[Start Given information]

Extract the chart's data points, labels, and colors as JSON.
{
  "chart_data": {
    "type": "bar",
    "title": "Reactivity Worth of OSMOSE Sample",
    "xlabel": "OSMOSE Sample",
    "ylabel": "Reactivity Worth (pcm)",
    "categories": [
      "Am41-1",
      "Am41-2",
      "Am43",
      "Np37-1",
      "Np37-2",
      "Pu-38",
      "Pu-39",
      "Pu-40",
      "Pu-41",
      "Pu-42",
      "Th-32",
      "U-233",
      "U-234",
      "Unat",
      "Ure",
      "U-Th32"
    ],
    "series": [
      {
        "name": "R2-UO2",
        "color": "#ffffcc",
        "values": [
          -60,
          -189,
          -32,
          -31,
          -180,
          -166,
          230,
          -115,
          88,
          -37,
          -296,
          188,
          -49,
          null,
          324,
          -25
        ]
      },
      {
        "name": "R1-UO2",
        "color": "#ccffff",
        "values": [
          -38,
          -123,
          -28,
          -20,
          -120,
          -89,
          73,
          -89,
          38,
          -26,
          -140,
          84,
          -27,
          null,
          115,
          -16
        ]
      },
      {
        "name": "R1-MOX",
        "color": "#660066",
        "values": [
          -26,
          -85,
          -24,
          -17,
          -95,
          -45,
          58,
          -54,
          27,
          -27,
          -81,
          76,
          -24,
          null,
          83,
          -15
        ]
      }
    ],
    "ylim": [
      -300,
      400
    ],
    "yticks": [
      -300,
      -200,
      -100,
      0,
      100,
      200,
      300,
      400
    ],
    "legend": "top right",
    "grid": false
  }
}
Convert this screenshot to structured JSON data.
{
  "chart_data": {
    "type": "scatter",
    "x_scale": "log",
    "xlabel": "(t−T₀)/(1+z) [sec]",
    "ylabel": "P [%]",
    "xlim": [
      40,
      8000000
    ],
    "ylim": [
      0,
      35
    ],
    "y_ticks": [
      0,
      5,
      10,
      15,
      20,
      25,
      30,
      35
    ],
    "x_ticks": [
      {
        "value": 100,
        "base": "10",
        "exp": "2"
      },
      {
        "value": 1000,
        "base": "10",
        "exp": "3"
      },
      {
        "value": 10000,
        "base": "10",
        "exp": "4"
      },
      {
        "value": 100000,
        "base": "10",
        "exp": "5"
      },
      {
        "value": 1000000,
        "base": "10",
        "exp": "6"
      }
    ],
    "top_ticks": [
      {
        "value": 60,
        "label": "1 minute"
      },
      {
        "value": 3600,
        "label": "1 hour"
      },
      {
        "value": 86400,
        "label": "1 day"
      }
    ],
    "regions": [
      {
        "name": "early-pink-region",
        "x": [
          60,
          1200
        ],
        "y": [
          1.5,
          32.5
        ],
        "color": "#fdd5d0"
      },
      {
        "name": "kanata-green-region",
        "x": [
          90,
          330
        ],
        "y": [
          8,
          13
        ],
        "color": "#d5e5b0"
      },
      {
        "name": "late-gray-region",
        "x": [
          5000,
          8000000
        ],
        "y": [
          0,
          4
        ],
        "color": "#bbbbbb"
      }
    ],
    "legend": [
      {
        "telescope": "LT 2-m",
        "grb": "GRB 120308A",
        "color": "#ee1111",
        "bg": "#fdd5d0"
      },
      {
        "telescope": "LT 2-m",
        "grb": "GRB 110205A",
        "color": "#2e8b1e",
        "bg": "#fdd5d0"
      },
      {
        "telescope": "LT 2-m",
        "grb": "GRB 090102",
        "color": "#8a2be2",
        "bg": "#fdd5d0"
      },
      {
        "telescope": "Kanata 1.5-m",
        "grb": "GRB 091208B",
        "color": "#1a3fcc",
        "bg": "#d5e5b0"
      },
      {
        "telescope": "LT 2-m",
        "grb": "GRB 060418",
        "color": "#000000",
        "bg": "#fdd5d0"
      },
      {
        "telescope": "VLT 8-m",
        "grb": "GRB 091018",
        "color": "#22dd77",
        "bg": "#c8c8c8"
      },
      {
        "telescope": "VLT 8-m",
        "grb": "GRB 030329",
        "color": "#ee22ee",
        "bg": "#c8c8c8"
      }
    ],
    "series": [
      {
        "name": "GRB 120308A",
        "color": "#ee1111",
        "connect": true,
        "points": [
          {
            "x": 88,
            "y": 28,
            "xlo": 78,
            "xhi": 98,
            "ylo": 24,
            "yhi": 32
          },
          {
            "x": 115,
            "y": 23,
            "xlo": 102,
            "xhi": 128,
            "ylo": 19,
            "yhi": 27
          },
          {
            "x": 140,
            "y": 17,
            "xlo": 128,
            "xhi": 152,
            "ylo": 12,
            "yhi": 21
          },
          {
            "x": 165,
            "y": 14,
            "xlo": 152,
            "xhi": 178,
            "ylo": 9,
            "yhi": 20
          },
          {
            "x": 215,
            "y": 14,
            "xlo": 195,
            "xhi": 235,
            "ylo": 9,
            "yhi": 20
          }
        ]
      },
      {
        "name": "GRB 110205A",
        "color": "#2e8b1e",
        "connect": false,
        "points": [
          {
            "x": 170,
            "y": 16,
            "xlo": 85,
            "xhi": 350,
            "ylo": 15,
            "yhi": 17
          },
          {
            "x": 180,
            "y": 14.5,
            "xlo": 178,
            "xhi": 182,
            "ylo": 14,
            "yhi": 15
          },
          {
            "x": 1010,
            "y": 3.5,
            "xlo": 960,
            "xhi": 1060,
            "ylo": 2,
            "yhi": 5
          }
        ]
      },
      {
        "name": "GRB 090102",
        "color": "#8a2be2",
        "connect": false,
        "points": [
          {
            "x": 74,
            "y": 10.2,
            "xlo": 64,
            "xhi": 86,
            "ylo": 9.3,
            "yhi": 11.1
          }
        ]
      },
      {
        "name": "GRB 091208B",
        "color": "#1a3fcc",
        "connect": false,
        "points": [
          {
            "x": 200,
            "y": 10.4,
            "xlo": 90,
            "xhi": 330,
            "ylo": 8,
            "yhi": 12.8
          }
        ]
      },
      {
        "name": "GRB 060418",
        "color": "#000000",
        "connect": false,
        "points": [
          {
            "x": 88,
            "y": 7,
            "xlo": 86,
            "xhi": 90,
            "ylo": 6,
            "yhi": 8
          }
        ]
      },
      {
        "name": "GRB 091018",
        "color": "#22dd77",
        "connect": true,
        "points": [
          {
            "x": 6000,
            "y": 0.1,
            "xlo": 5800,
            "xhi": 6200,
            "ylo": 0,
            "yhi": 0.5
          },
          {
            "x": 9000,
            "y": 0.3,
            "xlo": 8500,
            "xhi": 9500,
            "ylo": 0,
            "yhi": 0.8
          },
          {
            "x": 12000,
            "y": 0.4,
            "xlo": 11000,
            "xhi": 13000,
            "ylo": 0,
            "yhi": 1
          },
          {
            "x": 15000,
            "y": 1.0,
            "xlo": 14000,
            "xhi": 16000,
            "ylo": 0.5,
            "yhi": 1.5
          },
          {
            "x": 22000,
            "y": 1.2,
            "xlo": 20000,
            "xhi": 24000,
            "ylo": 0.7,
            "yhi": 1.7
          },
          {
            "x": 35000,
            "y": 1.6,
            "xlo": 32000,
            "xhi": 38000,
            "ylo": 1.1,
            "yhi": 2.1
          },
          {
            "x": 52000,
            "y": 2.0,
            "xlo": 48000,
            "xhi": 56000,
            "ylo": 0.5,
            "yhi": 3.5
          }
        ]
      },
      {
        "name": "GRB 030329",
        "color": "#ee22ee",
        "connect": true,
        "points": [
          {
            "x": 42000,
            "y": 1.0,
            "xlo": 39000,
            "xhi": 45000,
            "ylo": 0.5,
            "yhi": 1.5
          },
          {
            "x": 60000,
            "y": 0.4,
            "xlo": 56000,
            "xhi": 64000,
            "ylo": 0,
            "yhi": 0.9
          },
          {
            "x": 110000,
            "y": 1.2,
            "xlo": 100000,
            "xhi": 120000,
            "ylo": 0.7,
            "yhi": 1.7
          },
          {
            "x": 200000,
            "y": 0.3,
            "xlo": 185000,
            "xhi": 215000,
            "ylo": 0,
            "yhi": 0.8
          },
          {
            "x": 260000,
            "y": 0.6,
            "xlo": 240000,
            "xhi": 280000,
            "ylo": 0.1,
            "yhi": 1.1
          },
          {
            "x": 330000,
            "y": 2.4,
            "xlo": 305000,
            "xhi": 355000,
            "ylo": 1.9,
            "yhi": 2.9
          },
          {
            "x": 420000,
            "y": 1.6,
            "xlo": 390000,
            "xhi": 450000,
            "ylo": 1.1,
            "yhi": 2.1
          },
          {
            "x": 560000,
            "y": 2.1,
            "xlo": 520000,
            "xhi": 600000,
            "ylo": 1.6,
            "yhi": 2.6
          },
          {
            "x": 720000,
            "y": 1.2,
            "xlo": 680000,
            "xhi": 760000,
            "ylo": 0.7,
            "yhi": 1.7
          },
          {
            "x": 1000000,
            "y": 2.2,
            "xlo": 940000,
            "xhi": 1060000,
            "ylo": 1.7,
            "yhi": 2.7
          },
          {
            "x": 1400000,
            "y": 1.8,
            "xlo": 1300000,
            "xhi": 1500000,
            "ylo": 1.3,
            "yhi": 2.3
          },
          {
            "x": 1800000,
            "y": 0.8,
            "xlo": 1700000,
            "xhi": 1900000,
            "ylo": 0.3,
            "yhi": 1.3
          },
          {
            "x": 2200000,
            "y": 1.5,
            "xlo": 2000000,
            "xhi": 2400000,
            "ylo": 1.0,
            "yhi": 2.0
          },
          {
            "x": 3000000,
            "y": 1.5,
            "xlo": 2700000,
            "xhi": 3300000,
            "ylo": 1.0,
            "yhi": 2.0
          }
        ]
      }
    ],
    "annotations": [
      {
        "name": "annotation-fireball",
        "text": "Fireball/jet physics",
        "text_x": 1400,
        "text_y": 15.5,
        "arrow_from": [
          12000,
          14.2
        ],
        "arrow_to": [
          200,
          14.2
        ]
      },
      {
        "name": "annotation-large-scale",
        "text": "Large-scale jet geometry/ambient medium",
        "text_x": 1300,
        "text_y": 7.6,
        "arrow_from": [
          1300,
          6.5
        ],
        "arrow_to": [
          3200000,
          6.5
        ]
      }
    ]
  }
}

[End Given information]

§ Task prompt: Reply with one number only, the count of lines above that hold the string "Sample".

§ Solution below: 2